** BEGIN LISTED ENTRIES **
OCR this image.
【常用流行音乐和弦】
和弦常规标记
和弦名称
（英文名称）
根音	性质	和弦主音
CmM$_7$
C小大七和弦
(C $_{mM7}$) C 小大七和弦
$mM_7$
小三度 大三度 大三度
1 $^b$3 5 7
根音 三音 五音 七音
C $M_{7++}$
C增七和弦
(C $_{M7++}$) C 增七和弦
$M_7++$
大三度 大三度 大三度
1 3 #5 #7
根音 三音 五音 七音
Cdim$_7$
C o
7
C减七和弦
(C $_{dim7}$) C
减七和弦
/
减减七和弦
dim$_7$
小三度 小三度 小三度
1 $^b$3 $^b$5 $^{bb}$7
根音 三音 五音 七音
** END LISTED ENTRIES **
PROBLEM TO SOLVE>
Print out the whole listing exactly as it appears.

RESULT OF THIS TASK>
OCR this image.
【常用流行音乐和弦】
和弦常规标记
和弦名称
（英文名称）
根音	性质	和弦主音
CmM$_7$
C小大七和弦
(C $_{mM7}$) C 小大七和弦
$mM_7$
小三度 大三度 大三度
1 $^b$3 5 7
根音 三音 五音 七音
C $M_{7++}$
C增七和弦
(C $_{M7++}$) C 增七和弦
$M_7++$
大三度 大三度 大三度
1 3 #5 #7
根音 三音 五音 七音
Cdim$_7$
C o
7
C减七和弦
(C $_{dim7}$) C
减七和弦
/
减减七和弦
dim$_7$
小三度 小三度 小三度
1 $^b$3 $^b$5 $^{bb}$7
根音 三音 五音 七音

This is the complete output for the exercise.